Stored records
◇ ◇ ◇ ◇
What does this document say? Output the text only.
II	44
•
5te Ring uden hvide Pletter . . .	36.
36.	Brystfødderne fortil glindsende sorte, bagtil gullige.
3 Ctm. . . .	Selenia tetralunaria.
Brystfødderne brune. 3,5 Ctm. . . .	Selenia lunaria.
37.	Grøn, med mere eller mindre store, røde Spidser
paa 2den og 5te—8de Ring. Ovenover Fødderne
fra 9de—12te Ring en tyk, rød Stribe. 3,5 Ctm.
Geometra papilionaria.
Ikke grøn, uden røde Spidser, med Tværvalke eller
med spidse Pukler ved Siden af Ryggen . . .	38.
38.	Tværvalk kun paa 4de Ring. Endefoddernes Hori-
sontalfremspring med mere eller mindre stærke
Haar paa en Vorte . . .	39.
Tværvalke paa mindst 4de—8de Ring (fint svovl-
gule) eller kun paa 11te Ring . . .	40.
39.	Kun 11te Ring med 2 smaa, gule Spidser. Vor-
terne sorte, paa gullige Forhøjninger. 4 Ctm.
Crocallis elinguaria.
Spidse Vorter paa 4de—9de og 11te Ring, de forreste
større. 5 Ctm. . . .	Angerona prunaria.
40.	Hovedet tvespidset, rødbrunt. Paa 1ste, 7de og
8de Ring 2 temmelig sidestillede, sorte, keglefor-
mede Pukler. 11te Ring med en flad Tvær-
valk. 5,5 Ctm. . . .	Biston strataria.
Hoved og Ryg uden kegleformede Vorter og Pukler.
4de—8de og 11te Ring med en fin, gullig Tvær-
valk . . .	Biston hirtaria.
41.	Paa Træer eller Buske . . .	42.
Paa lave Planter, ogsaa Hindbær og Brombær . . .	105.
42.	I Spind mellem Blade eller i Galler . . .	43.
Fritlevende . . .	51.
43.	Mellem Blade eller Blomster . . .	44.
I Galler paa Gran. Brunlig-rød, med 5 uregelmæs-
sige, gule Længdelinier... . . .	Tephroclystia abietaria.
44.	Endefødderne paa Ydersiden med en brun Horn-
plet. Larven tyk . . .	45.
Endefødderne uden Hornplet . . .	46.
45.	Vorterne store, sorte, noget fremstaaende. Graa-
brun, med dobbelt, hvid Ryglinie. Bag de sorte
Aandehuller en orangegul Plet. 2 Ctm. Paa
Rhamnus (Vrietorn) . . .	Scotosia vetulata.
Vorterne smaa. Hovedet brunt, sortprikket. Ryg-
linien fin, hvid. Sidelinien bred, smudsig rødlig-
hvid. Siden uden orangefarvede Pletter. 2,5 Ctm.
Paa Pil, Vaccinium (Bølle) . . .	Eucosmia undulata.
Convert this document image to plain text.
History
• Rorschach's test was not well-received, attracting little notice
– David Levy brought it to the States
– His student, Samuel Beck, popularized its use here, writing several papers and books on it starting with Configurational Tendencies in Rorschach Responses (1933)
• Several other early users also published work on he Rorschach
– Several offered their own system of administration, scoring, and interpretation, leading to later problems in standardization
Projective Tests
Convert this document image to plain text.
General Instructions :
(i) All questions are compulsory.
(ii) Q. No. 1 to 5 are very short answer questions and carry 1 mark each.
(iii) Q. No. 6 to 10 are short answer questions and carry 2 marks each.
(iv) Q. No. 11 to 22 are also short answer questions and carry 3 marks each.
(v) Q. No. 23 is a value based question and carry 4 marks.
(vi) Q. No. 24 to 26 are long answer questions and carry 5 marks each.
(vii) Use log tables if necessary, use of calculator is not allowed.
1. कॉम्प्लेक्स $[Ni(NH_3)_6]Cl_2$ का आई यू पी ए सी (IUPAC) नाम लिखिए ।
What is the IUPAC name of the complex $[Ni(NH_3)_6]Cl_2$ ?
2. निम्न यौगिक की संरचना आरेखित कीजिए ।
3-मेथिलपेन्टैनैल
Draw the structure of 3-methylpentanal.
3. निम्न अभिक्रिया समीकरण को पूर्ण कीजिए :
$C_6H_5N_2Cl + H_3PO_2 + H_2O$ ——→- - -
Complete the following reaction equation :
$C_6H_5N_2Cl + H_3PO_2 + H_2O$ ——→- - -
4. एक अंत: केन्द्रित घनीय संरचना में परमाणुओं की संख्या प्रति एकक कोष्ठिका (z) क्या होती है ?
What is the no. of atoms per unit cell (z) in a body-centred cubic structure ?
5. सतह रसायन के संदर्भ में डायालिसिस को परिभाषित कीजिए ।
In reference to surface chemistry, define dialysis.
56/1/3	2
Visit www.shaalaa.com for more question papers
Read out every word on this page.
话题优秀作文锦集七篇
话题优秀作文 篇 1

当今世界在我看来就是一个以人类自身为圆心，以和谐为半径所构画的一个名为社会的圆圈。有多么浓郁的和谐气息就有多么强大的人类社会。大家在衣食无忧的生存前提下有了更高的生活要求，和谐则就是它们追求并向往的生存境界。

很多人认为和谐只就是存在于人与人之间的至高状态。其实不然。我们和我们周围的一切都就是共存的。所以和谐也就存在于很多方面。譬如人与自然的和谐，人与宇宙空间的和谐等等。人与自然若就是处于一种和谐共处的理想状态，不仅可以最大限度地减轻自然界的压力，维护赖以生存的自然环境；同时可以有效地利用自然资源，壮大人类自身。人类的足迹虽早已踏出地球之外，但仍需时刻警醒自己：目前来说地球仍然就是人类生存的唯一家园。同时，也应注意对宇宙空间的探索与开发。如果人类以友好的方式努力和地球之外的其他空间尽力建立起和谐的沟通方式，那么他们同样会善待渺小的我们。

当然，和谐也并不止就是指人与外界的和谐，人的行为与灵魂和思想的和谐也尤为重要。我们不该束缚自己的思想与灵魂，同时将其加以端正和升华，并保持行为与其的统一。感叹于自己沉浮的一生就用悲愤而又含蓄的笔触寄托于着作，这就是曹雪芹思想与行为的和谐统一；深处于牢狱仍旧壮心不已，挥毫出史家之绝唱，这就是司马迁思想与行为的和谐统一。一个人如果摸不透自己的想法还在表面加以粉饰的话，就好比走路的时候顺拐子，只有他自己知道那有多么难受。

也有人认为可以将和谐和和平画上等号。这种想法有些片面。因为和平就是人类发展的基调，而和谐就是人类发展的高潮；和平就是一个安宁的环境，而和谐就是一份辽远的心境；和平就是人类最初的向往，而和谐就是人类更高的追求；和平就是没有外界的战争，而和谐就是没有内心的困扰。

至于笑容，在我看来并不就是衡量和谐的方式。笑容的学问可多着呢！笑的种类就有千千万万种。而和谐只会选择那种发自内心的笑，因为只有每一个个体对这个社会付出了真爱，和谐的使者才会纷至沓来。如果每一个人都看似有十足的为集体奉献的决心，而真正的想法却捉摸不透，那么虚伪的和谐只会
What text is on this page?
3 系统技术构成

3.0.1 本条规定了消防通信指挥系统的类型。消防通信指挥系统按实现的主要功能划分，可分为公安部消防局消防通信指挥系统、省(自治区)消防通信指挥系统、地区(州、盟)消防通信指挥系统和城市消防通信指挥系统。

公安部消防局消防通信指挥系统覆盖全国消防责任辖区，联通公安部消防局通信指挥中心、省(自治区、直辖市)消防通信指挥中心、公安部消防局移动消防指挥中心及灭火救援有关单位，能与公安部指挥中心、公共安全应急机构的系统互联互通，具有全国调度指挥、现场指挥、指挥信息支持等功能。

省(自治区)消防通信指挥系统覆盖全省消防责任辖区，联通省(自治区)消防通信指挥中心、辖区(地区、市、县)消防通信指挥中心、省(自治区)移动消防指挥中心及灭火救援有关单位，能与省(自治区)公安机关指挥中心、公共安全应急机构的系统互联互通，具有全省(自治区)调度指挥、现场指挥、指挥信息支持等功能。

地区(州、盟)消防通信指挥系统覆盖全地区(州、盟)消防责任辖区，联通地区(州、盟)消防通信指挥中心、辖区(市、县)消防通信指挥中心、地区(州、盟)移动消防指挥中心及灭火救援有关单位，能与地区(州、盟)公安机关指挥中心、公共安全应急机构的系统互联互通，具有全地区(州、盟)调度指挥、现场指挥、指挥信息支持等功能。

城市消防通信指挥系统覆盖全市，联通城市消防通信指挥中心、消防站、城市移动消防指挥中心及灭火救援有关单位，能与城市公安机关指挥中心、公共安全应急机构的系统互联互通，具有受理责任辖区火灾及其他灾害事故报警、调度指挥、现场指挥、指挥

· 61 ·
◇ ◇ ◇ ◇
» Task details
Please list every line of the records that contains "Hovedet".

» The solution
40.	Hovedet tvespidset, rødbrunt. Paa 1ste, 7de og
Vorterne smaa. Hovedet brunt, sortprikket. Ryg-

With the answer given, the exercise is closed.